(A few items)
◆ ◆ ◆ ◆ ◆ ◆ ◆

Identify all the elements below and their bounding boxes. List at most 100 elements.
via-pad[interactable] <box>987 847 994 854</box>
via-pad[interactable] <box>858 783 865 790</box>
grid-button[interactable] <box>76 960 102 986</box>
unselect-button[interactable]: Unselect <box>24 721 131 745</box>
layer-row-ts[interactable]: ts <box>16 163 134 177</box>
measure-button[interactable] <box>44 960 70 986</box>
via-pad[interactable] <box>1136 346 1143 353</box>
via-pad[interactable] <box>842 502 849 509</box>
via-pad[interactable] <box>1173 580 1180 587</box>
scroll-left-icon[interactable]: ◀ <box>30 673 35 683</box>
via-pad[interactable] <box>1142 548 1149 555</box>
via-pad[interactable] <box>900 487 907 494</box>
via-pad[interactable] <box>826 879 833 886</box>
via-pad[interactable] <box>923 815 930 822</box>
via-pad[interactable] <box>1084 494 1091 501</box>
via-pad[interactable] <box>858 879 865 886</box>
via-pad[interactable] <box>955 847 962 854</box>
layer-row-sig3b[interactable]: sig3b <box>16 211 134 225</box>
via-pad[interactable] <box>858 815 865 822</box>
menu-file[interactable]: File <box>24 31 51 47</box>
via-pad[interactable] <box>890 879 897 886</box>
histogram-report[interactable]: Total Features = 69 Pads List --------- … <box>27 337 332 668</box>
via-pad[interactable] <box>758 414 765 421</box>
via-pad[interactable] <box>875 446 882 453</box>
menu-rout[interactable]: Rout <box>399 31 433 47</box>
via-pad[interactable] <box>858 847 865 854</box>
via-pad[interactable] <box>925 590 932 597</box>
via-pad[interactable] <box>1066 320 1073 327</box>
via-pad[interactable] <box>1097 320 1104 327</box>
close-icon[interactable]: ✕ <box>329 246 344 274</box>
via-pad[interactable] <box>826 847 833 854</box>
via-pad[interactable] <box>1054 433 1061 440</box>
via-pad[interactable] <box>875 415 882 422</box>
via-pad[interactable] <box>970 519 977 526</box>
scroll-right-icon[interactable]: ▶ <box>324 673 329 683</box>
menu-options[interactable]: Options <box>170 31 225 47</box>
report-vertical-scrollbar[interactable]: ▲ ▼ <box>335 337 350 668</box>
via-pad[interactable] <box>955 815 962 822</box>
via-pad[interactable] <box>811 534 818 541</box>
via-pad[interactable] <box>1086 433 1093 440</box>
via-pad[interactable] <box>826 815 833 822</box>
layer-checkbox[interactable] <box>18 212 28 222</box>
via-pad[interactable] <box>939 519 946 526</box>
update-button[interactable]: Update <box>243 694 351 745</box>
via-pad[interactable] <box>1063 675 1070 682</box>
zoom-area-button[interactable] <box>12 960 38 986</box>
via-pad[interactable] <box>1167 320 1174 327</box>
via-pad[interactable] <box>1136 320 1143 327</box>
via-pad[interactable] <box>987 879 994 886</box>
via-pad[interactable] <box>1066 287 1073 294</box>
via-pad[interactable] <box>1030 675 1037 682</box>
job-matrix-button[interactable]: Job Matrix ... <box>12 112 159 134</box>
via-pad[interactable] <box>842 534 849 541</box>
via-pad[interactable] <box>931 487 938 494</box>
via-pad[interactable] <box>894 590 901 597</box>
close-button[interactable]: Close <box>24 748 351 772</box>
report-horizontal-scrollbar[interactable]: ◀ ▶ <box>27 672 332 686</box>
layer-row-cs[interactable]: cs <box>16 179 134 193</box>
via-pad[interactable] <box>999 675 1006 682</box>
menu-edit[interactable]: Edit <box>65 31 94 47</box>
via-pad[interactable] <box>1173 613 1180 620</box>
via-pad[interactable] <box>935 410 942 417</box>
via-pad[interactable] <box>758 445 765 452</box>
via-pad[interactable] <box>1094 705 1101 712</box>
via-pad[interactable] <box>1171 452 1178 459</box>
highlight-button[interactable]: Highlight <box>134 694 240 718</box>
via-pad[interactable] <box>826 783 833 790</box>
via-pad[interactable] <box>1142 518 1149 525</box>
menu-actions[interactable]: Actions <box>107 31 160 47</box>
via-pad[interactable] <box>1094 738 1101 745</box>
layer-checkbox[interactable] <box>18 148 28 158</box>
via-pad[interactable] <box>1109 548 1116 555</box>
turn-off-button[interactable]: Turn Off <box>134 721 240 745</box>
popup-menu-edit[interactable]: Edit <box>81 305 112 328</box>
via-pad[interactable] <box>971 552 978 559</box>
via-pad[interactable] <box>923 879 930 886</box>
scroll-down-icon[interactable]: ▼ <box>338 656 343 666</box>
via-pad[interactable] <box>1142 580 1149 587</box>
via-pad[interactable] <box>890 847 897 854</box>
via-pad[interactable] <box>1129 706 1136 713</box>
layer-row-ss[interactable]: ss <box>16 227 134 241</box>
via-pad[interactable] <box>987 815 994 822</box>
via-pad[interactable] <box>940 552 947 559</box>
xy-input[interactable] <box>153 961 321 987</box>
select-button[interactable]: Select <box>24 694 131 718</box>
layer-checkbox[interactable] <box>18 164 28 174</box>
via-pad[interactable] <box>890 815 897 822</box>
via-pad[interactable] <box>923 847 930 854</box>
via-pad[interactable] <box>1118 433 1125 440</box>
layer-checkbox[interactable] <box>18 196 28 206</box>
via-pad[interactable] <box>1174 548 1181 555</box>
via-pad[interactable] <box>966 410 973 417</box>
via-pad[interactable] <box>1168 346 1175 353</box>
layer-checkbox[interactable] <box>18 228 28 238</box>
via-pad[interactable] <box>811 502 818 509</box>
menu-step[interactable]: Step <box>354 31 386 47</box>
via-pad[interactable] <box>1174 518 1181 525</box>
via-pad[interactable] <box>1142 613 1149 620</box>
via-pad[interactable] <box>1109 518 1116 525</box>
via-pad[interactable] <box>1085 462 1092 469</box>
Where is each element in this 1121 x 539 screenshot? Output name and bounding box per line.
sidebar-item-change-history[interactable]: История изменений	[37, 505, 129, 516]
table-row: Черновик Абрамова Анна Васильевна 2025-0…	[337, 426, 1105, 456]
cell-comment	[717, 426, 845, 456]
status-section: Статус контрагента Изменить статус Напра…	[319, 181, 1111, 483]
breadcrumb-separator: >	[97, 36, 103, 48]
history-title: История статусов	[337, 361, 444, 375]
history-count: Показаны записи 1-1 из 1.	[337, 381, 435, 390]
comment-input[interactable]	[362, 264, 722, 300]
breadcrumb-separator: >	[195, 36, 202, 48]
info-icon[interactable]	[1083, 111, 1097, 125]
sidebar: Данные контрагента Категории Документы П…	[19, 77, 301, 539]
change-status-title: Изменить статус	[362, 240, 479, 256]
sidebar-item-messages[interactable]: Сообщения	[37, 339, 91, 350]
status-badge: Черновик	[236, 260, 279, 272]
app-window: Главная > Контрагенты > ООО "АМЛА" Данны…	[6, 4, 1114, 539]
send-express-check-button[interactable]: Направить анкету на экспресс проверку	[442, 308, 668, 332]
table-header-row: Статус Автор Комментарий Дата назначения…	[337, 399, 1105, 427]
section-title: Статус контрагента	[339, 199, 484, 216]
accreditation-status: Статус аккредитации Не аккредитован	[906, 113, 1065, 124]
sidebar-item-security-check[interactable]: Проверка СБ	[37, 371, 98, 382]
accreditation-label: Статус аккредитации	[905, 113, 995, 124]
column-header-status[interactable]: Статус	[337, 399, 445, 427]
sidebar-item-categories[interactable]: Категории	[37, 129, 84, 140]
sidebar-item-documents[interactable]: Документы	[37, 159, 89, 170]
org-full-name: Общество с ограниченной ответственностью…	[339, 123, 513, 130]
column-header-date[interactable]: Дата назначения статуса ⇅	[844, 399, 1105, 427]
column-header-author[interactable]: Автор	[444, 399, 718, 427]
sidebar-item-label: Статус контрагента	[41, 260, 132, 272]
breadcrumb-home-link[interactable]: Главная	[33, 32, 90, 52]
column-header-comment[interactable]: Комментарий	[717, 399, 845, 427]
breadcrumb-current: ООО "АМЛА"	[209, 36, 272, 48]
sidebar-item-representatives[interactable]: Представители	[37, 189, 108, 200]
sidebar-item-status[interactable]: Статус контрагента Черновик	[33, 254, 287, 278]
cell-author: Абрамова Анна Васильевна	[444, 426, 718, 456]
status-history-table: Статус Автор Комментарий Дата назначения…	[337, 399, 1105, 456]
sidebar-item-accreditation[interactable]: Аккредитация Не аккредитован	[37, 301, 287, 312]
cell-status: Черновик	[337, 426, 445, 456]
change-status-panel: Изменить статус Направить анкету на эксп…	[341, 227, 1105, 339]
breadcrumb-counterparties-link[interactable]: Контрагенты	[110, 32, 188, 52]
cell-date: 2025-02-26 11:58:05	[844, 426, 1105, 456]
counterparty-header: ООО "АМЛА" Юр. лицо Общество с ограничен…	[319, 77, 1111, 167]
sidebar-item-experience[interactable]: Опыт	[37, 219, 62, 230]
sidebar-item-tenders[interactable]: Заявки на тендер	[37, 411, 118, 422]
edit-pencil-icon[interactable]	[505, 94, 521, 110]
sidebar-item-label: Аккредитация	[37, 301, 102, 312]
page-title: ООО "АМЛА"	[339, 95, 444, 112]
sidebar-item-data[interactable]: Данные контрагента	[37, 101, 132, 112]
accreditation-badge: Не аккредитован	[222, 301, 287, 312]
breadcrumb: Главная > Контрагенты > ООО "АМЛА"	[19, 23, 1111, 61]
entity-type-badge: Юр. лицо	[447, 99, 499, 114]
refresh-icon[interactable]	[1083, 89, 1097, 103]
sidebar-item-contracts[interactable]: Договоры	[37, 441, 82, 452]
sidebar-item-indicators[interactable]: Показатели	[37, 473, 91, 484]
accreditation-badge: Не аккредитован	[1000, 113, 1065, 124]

◆ ◆ ◆ ◆ ◆ ◆ ◆

▶ What the task asks: Copy out the items above, everything from the very first line down through the line containing "layer-row-ts[interactable]: ts <box>16", both ends included.

▶ Task solution:
Identify all the elements below and their bounding boxes. List at most 100 elements.
via-pad[interactable] <box>987 847 994 854</box>
via-pad[interactable] <box>858 783 865 790</box>
grid-button[interactable] <box>76 960 102 986</box>
unselect-button[interactable]: Unselect <box>24 721 131 745</box>
layer-row-ts[interactable]: ts <box>16 163 134 177</box>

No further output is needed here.